Stated exercise: Output all of the data below exactly as given.

>> Begin Information given

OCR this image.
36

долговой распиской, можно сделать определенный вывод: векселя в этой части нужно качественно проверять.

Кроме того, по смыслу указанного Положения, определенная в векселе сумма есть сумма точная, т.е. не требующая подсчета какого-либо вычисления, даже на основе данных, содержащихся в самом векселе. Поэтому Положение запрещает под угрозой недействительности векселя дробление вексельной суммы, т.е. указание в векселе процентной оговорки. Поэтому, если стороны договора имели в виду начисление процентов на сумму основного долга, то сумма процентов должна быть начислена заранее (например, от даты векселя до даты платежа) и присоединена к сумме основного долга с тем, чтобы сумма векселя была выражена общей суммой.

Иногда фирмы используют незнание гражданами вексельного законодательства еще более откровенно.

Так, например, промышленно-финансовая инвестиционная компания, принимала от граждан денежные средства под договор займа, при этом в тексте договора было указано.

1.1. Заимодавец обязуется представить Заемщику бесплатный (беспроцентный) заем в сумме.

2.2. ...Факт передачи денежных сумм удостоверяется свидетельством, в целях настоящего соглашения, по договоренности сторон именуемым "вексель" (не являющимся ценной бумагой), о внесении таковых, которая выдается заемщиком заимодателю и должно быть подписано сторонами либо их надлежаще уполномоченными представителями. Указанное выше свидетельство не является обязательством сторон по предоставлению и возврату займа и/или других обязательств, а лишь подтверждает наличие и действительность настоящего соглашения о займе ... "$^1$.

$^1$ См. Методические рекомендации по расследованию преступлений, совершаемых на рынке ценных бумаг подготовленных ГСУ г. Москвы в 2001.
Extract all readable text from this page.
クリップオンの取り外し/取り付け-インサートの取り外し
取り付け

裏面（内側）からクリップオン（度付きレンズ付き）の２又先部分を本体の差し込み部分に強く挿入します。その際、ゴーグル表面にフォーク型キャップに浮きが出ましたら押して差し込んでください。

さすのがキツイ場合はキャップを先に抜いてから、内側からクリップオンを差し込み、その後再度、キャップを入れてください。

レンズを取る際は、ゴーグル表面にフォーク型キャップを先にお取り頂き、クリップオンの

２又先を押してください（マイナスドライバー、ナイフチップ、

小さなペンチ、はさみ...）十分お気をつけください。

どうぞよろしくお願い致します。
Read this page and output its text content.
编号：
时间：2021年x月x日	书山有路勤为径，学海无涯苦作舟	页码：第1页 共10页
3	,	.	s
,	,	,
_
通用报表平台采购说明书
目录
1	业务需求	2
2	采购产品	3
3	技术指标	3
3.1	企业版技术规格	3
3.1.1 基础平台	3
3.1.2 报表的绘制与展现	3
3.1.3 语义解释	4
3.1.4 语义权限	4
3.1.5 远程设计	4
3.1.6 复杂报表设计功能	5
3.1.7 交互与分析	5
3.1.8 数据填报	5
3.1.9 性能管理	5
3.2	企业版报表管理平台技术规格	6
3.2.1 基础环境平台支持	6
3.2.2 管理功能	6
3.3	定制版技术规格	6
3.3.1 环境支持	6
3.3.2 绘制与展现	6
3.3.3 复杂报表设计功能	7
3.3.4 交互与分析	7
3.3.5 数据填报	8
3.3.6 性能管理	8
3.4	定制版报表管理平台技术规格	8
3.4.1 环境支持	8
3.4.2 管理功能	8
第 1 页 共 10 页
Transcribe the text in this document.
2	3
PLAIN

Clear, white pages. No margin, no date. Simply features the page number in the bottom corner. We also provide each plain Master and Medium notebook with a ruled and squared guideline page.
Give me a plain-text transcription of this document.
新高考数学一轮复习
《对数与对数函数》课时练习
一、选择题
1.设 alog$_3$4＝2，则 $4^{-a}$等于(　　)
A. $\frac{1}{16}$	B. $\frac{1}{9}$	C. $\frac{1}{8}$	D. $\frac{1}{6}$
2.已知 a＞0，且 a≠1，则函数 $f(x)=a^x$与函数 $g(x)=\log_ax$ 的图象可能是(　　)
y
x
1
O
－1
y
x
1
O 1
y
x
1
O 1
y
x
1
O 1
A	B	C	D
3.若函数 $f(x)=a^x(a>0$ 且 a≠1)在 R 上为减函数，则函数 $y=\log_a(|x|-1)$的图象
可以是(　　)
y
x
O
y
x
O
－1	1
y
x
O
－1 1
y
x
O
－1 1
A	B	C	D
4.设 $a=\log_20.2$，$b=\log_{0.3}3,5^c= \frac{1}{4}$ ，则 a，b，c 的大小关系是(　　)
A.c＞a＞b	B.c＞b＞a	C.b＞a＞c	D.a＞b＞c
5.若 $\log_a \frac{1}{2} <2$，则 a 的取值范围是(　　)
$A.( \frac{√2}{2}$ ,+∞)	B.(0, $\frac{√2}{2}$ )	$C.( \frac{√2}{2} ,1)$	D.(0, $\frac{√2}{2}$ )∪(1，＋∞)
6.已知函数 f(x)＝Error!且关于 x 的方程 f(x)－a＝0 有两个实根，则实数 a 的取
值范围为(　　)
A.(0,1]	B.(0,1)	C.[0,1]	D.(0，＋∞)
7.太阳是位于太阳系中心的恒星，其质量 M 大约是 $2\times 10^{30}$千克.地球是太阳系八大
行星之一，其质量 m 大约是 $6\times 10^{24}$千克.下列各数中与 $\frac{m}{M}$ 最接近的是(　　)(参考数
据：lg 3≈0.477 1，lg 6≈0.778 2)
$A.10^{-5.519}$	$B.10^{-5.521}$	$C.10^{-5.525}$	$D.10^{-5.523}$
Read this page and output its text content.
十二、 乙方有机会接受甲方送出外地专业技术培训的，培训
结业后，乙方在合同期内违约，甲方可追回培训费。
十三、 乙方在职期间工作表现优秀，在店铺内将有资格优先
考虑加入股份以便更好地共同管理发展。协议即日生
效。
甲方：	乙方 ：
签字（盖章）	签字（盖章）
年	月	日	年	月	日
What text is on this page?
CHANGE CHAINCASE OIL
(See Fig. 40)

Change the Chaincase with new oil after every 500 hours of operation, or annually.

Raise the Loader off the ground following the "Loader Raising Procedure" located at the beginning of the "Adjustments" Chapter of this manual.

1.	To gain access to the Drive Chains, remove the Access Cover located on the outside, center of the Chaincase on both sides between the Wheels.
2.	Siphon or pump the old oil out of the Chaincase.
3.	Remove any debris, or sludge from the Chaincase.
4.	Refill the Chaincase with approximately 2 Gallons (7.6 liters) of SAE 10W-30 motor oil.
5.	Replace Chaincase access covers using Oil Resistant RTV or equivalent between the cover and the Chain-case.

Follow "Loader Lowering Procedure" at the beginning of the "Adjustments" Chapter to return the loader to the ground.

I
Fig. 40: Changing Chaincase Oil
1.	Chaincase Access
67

>> End Information given

Output for this task:
OCR this image.
36

долговой распиской, можно сделать определенный вывод: векселя в этой части нужно качественно проверять.

Кроме того, по смыслу указанного Положения, определенная в векселе сумма есть сумма точная, т.е. не требующая подсчета какого-либо вычисления, даже на основе данных, содержащихся в самом векселе. Поэтому Положение запрещает под угрозой недействительности векселя дробление вексельной суммы, т.е. указание в векселе процентной оговорки. Поэтому, если стороны договора имели в виду начисление процентов на сумму основного долга, то сумма процентов должна быть начислена заранее (например, от даты векселя до даты платежа) и присоединена к сумме основного долга с тем, чтобы сумма векселя была выражена общей суммой.

Иногда фирмы используют незнание гражданами вексельного законодательства еще более откровенно.

Так, например, промышленно-финансовая инвестиционная компания, принимала от граждан денежные средства под договор займа, при этом в тексте договора было указано.

1.1. Заимодавец обязуется представить Заемщику бесплатный (беспроцентный) заем в сумме.

2.2. ...Факт передачи денежных сумм удостоверяется свидетельством, в целях настоящего соглашения, по договоренности сторон именуемым "вексель" (не являющимся ценной бумагой), о внесении таковых, которая выдается заемщиком заимодателю и должно быть подписано сторонами либо их надлежаще уполномоченными представителями. Указанное выше свидетельство не является обязательством сторон по предоставлению и возврату займа и/или других обязательств, а лишь подтверждает наличие и действительность настоящего соглашения о займе ... "$^1$.

$^1$ См. Методические рекомендации по расследованию преступлений, совершаемых на рынке ценных бумаг подготовленных ГСУ г. Москвы в 2001.
Extract all readable text from this page.
クリップオンの取り外し/取り付け-インサートの取り外し
取り付け

裏面（内側）からクリップオン（度付きレンズ付き）の２又先部分を本体の差し込み部分に強く挿入します。その際、ゴーグル表面にフォーク型キャップに浮きが出ましたら押して差し込んでください。

さすのがキツイ場合はキャップを先に抜いてから、内側からクリップオンを差し込み、その後再度、キャップを入れてください。

レンズを取る際は、ゴーグル表面にフォーク型キャップを先にお取り頂き、クリップオンの

２又先を押してください（マイナスドライバー、ナイフチップ、

小さなペンチ、はさみ...）十分お気をつけください。

どうぞよろしくお願い致します。
Read this page and output its text content.
编号：
时间：2021年x月x日	书山有路勤为径，学海无涯苦作舟	页码：第1页 共10页
3	,	.	s
,	,	,
_
通用报表平台采购说明书
目录
1	业务需求	2
2	采购产品	3
3	技术指标	3
3.1	企业版技术规格	3
3.1.1 基础平台	3
3.1.2 报表的绘制与展现	3
3.1.3 语义解释	4
3.1.4 语义权限	4
3.1.5 远程设计	4
3.1.6 复杂报表设计功能	5
3.1.7 交互与分析	5
3.1.8 数据填报	5
3.1.9 性能管理	5
3.2	企业版报表管理平台技术规格	6
3.2.1 基础环境平台支持	6
3.2.2 管理功能	6
3.3	定制版技术规格	6
3.3.1 环境支持	6
3.3.2 绘制与展现	6
3.3.3 复杂报表设计功能	7
3.3.4 交互与分析	7
3.3.5 数据填报	8
3.3.6 性能管理	8
3.4	定制版报表管理平台技术规格	8
3.4.1 环境支持	8
3.4.2 管理功能	8
第 1 页 共 10 页
Transcribe the text in this document.
2	3
PLAIN

Clear, white pages. No margin, no date. Simply features the page number in the bottom corner. We also provide each plain Master and Medium notebook with a ruled and squared guideline page.
Give me a plain-text transcription of this document.
新高考数学一轮复习
《对数与对数函数》课时练习
一、选择题
1.设 alog$_3$4＝2，则 $4^{-a}$等于(　　)
A. $\frac{1}{16}$	B. $\frac{1}{9}$	C. $\frac{1}{8}$	D. $\frac{1}{6}$
2.已知 a＞0，且 a≠1，则函数 $f(x)=a^x$与函数 $g(x)=\log_ax$ 的图象可能是(　　)
y
x
1
O
－1
y
x
1
O 1
y
x
1
O 1
y
x
1
O 1
A	B	C	D
3.若函数 $f(x)=a^x(a>0$ 且 a≠1)在 R 上为减函数，则函数 $y=\log_a(|x|-1)$的图象
可以是(　　)
y
x
O
y
x
O
－1	1
y
x
O
－1 1
y
x
O
－1 1
A	B	C	D
4.设 $a=\log_20.2$，$b=\log_{0.3}3,5^c= \frac{1}{4}$ ，则 a，b，c 的大小关系是(　　)
A.c＞a＞b	B.c＞b＞a	C.b＞a＞c	D.a＞b＞c
5.若 $\log_a \frac{1}{2} <2$，则 a 的取值范围是(　　)
$A.( \frac{√2}{2}$ ,+∞)	B.(0, $\frac{√2}{2}$ )	$C.( \frac{√2}{2} ,1)$	D.(0, $\frac{√2}{2}$ )∪(1，＋∞)
6.已知函数 f(x)＝Error!且关于 x 的方程 f(x)－a＝0 有两个实根，则实数 a 的取
值范围为(　　)
A.(0,1]	B.(0,1)	C.[0,1]	D.(0，＋∞)
7.太阳是位于太阳系中心的恒星，其质量 M 大约是 $2\times 10^{30}$千克.地球是太阳系八大
行星之一，其质量 m 大约是 $6\times 10^{24}$千克.下列各数中与 $\frac{m}{M}$ 最接近的是(　　)(参考数
据：lg 3≈0.477 1，lg 6≈0.778 2)
$A.10^{-5.519}$	$B.10^{-5.521}$	$C.10^{-5.525}$	$D.10^{-5.523}$
Read this page and output its text content.
十二、 乙方有机会接受甲方送出外地专业技术培训的，培训
结业后，乙方在合同期内违约，甲方可追回培训费。
十三、 乙方在职期间工作表现优秀，在店铺内将有资格优先
考虑加入股份以便更好地共同管理发展。协议即日生
效。
甲方：	乙方 ：
签字（盖章）	签字（盖章）
年	月	日	年	月	日
What text is on this page?
CHANGE CHAINCASE OIL
(See Fig. 40)

Change the Chaincase with new oil after every 500 hours of operation, or annually.

Raise the Loader off the ground following the "Loader Raising Procedure" located at the beginning of the "Adjustments" Chapter of this manual.

1.	To gain access to the Drive Chains, remove the Access Cover located on the outside, center of the Chaincase on both sides between the Wheels.
2.	Siphon or pump the old oil out of the Chaincase.
3.	Remove any debris, or sludge from the Chaincase.
4.	Refill the Chaincase with approximately 2 Gallons (7.6 liters) of SAE 10W-30 motor oil.
5.	Replace Chaincase access covers using Oil Resistant RTV or equivalent between the cover and the Chain-case.

Follow "Loader Lowering Procedure" at the beginning of the "Adjustments" Chapter to return the loader to the ground.

I
Fig. 40: Changing Chaincase Oil
1.	Chaincase Access
67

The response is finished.